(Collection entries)
----

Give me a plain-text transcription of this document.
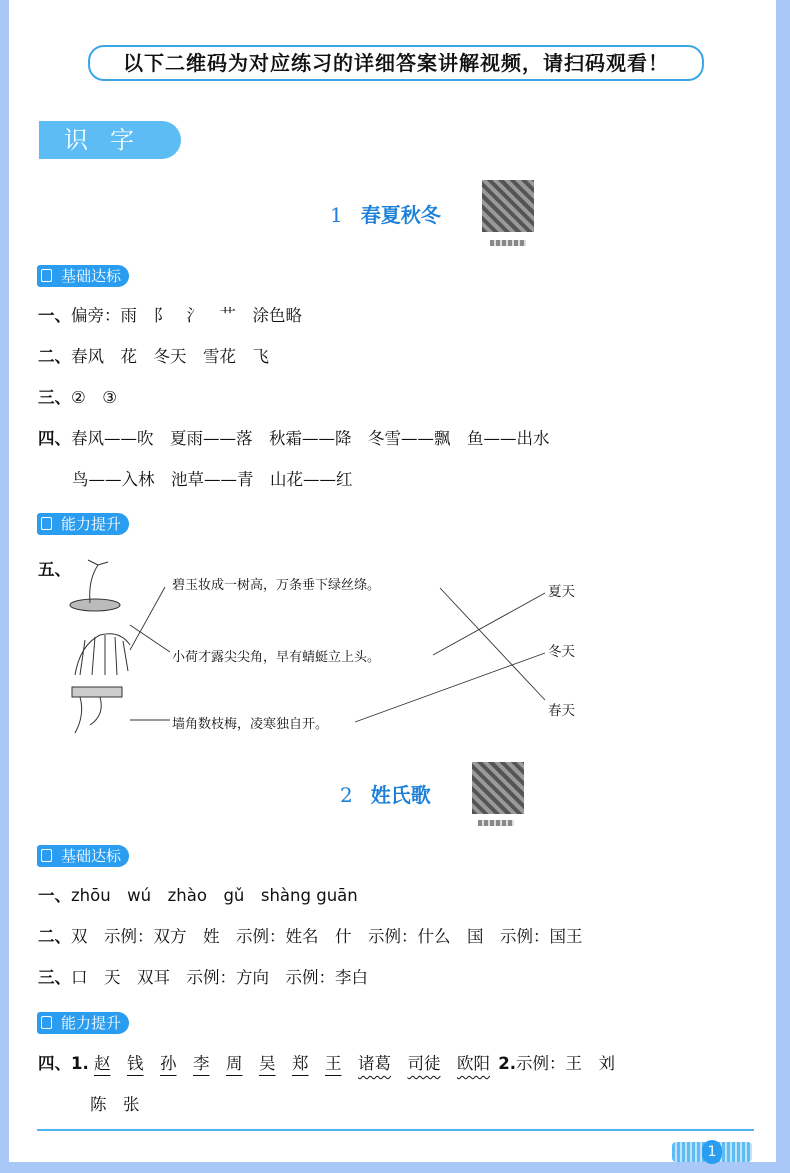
以下二维码为对应练习的详细答案讲解视频，请扫码观看！
识字
1 春夏秋冬
基础达标
一、偏旁：雨　⻖　氵　艹　涂色略
二、春风　花　冬天　雪花　飞
三、②　③
四、春风——吹　夏雨——落　秋霜——降　冬雪——飘　鱼——出水
鸟——入林　池草——青　山花——红
能力提升
五、
碧玉妆成一树高，万条垂下绿丝绦。
小荷才露尖尖角，早有蜻蜓立上头。
墙角数枝梅，凌寒独自开。
夏天
冬天
春天
2 姓氏歌
基础达标
一、zhōu　wú　zhào　gǔ　shàng guān
二、双　示例：双方　姓　示例：姓名　什　示例：什么　国　示例：国王
三、口　天　双耳　示例：方向　示例：李白
能力提升
四、1. 赵  钱  孙  李  周  吴  郑  王  诸葛  司徒  欧阳  2.示例：王　刘
陈　张
1
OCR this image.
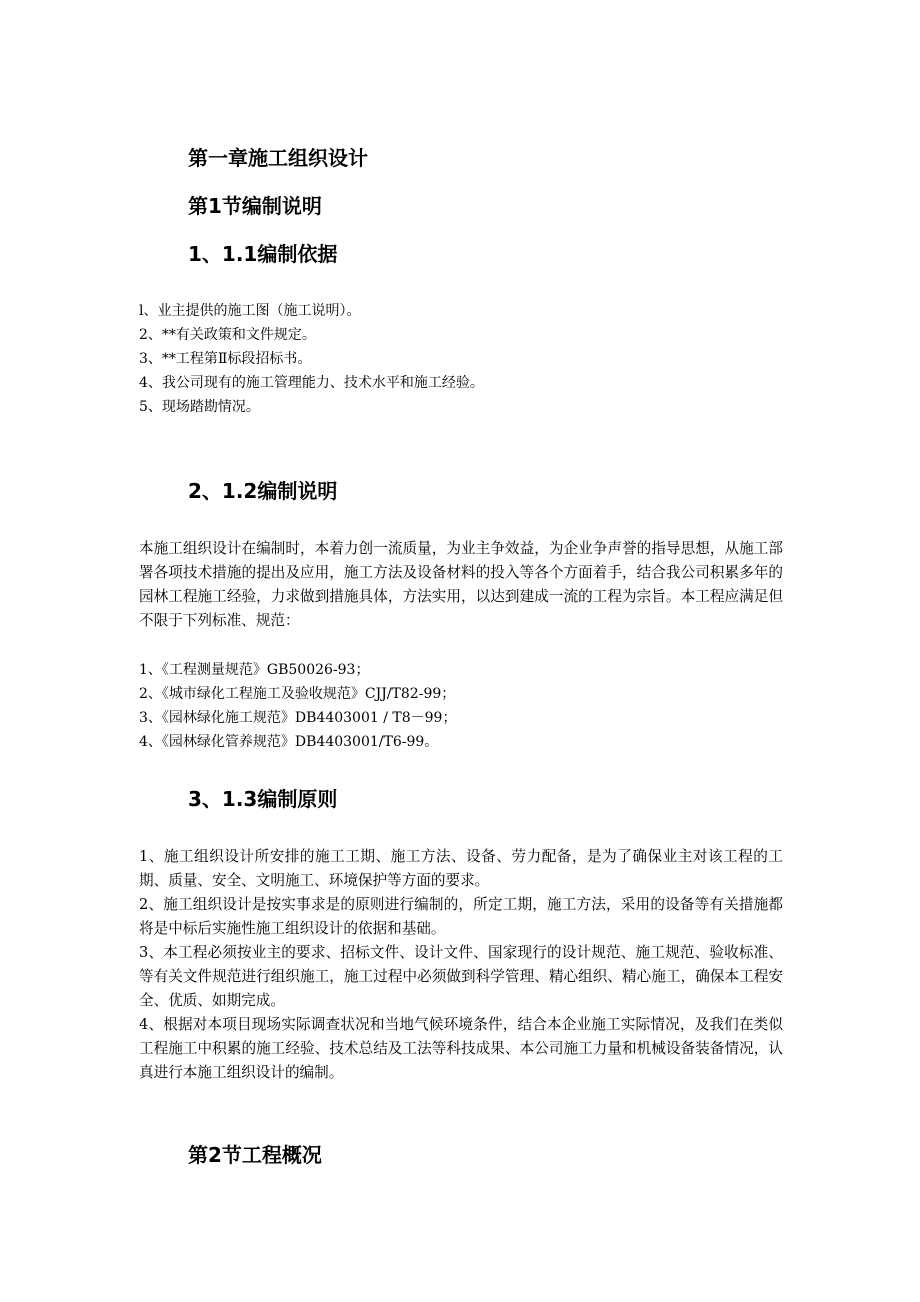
第一章施工组织设计
第1节编制说明
1、1.1编制依据

l、业主提供的施工图（施工说明）。

2、**有关政策和文件规定。

3、**工程第Ⅱ标段招标书。

4、我公司现有的施工管理能力、技术水平和施工经验。

5、现场踏勘情况。

2、1.2编制说明

本施工组织设计在编制时，本着力创一流质量，为业主争效益，为企业争声誉的指导思想，从施工部署各项技术措施的提出及应用，施工方法及设备材料的投入等各个方面着手，结合我公司积累多年的园林工程施工经验，力求做到措施具体，方法实用，以达到建成一流的工程为宗旨。本工程应满足但不限于下列标准、规范：

1、《工程测量规范》GB50026-93；

2、《城市绿化工程施工及验收规范》CJJ/T82-99；

3、《园林绿化施工规范》DB4403001 / T8－99；

4、《园林绿化管养规范》DB4403001/T6-99。

3、1.3编制原则

1、施工组织设计所安排的施工工期、施工方法、设备、劳力配备，是为了确保业主对该工程的工期、质量、安全、文明施工、环境保护等方面的要求。

2、施工组织设计是按实事求是的原则进行编制的，所定工期，施工方法，采用的设备等有关措施都将是中标后实施性施工组织设计的依据和基础。

3、本工程必须按业主的要求、招标文件、设计文件、国家现行的设计规范、施工规范、验收标准、等有关文件规范进行组织施工，施工过程中必须做到科学管理、精心组织、精心施工，确保本工程安全、优质、如期完成。

4、根据对本项目现场实际调查状况和当地气候环境条件，结合本企业施工实际情况，及我们在类似工程施工中积累的施工经验、技术总结及工法等科技成果、本公司施工力量和机械设备装备情况，认真进行本施工组织设计的编制。

第2节工程概况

----

(PROBLEM TO WORK ON) Each record should be quoted exactly, with the images omitted.

(FULL OUTPUT)
Give me a plain-text transcription of this document.
以下二维码为对应练习的详细答案讲解视频，请扫码观看！
识字
1 春夏秋冬
基础达标
一、偏旁：雨　⻖　氵　艹　涂色略
二、春风　花　冬天　雪花　飞
三、②　③
四、春风——吹　夏雨——落　秋霜——降　冬雪——飘　鱼——出水
鸟——入林　池草——青　山花——红
能力提升
五、
碧玉妆成一树高，万条垂下绿丝绦。
小荷才露尖尖角，早有蜻蜓立上头。
墙角数枝梅，凌寒独自开。
夏天
冬天
春天
2 姓氏歌
基础达标
一、zhōu　wú　zhào　gǔ　shàng guān
二、双　示例：双方　姓　示例：姓名　什　示例：什么　国　示例：国王
三、口　天　双耳　示例：方向　示例：李白
能力提升
四、1. 赵  钱  孙  李  周  吴  郑  王  诸葛  司徒  欧阳  2.示例：王　刘
陈　张
1
OCR this image.
第一章施工组织设计
第1节编制说明
1、1.1编制依据

l、业主提供的施工图（施工说明）。

2、**有关政策和文件规定。

3、**工程第Ⅱ标段招标书。

4、我公司现有的施工管理能力、技术水平和施工经验。

5、现场踏勘情况。

2、1.2编制说明

本施工组织设计在编制时，本着力创一流质量，为业主争效益，为企业争声誉的指导思想，从施工部署各项技术措施的提出及应用，施工方法及设备材料的投入等各个方面着手，结合我公司积累多年的园林工程施工经验，力求做到措施具体，方法实用，以达到建成一流的工程为宗旨。本工程应满足但不限于下列标准、规范：

1、《工程测量规范》GB50026-93；

2、《城市绿化工程施工及验收规范》CJJ/T82-99；

3、《园林绿化施工规范》DB4403001 / T8－99；

4、《园林绿化管养规范》DB4403001/T6-99。

3、1.3编制原则

1、施工组织设计所安排的施工工期、施工方法、设备、劳力配备，是为了确保业主对该工程的工期、质量、安全、文明施工、环境保护等方面的要求。

2、施工组织设计是按实事求是的原则进行编制的，所定工期，施工方法，采用的设备等有关措施都将是中标后实施性施工组织设计的依据和基础。

3、本工程必须按业主的要求、招标文件、设计文件、国家现行的设计规范、施工规范、验收标准、等有关文件规范进行组织施工，施工过程中必须做到科学管理、精心组织、精心施工，确保本工程安全、优质、如期完成。

4、根据对本项目现场实际调查状况和当地气候环境条件，结合本企业施工实际情况，及我们在类似工程施工中积累的施工经验、技术总结及工法等科技成果、本公司施工力量和机械设备装备情况，认真进行本施工组织设计的编制。

第2节工程概况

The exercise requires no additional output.